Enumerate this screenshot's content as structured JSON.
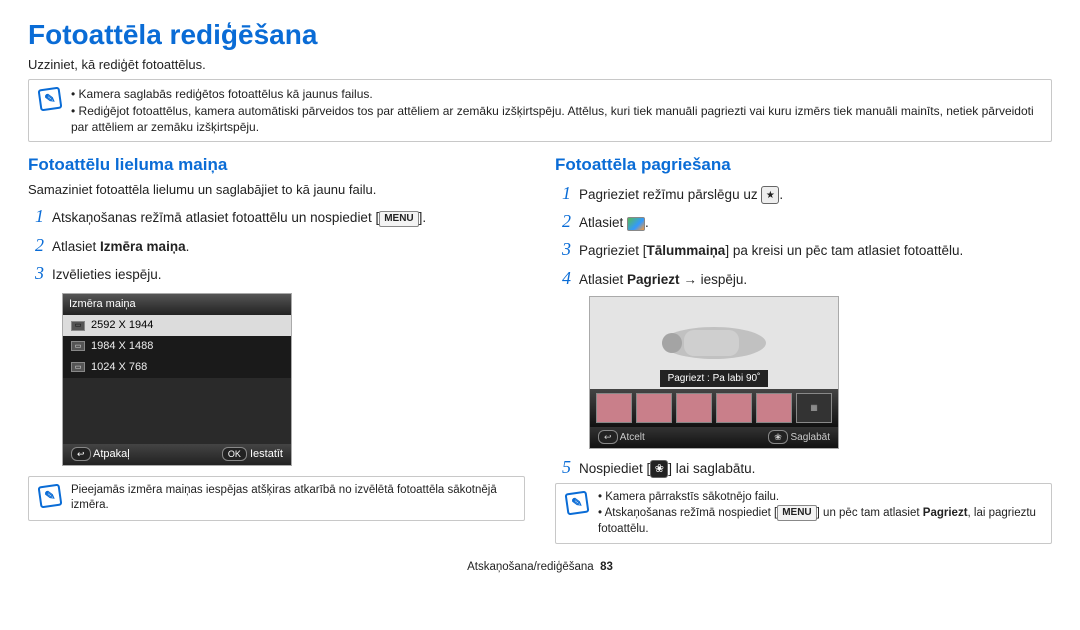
{
  "title": "Fotoattēla rediģēšana",
  "subtitle": "Uzziniet, kā rediģēt fotoattēlus.",
  "top_note": {
    "items": [
      "Kamera saglabās rediģētos fotoattēlus kā jaunus failus.",
      "Rediģējot fotoattēlus, kamera automātiski pārveidos tos par attēliem ar zemāku izšķirtspēju. Attēlus, kuri tiek manuāli pagriezti vai kuru izmērs tiek manuāli mainīts, netiek pārveidoti par attēliem ar zemāku izšķirtspēju."
    ]
  },
  "left": {
    "heading": "Fotoattēlu lieluma maiņa",
    "desc": "Samaziniet fotoattēla lielumu un saglabājiet to kā jaunu failu.",
    "steps": {
      "s1a": "Atskaņošanas režīmā atlasiet fotoattēlu un nospiediet [",
      "s1b": "].",
      "s2a": "Atlasiet ",
      "s2b": "Izmēra maiņa",
      "s2c": ".",
      "s3": "Izvēlieties iespēju."
    },
    "menu_label": "MENU",
    "mock": {
      "title": "Izmēra maiņa",
      "rows": [
        "2592 X 1944",
        "1984 X 1488",
        "1024 X 768"
      ],
      "back": "Atpakaļ",
      "ok": "OK",
      "set": "Iestatīt"
    },
    "bottom_note": "Pieejamās izmēra maiņas iespējas atšķiras atkarībā no izvēlētā fotoattēla sākotnējā izmēra."
  },
  "right": {
    "heading": "Fotoattēla pagriešana",
    "steps": {
      "s1a": "Pagrieziet režīmu pārslēgu uz ",
      "s1b": ".",
      "s2a": "Atlasiet ",
      "s2b": ".",
      "s3a": "Pagrieziet [",
      "s3b": "Tālummaiņa",
      "s3c": "] pa kreisi un pēc tam atlasiet fotoattēlu.",
      "s4a": "Atlasiet ",
      "s4b": "Pagriezt",
      "s4c": " → iespēju.",
      "s5a": "Nospiediet [",
      "s5b": "] lai saglabātu."
    },
    "gear": "✿",
    "mock": {
      "tip": "Pagriezt : Pa labi 90˚",
      "cancel": "Atcelt",
      "save": "Saglabāt"
    },
    "bottom_note": {
      "items_a": "Kamera pārrakstīs sākotnējo failu.",
      "items_b1": "Atskaņošanas režīmā nospiediet [",
      "items_b2": "] un pēc tam atlasiet ",
      "items_b3": "Pagriezt",
      "items_b4": ", lai pagrieztu fotoattēlu."
    }
  },
  "footer": {
    "section": "Atskaņošana/rediģēšana",
    "page": "83"
  }
}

────────────────────────────────────────

GIVEN INSTRUCTION — Gather every line containing the word "Atskaņošanas" and copy it.

ANSWER TO THE TASK —
      "s1a": "Atskaņošanas režīmā atlasiet fotoattēlu un nospiediet [",
      "items_b1": "Atskaņošanas režīmā nospiediet [",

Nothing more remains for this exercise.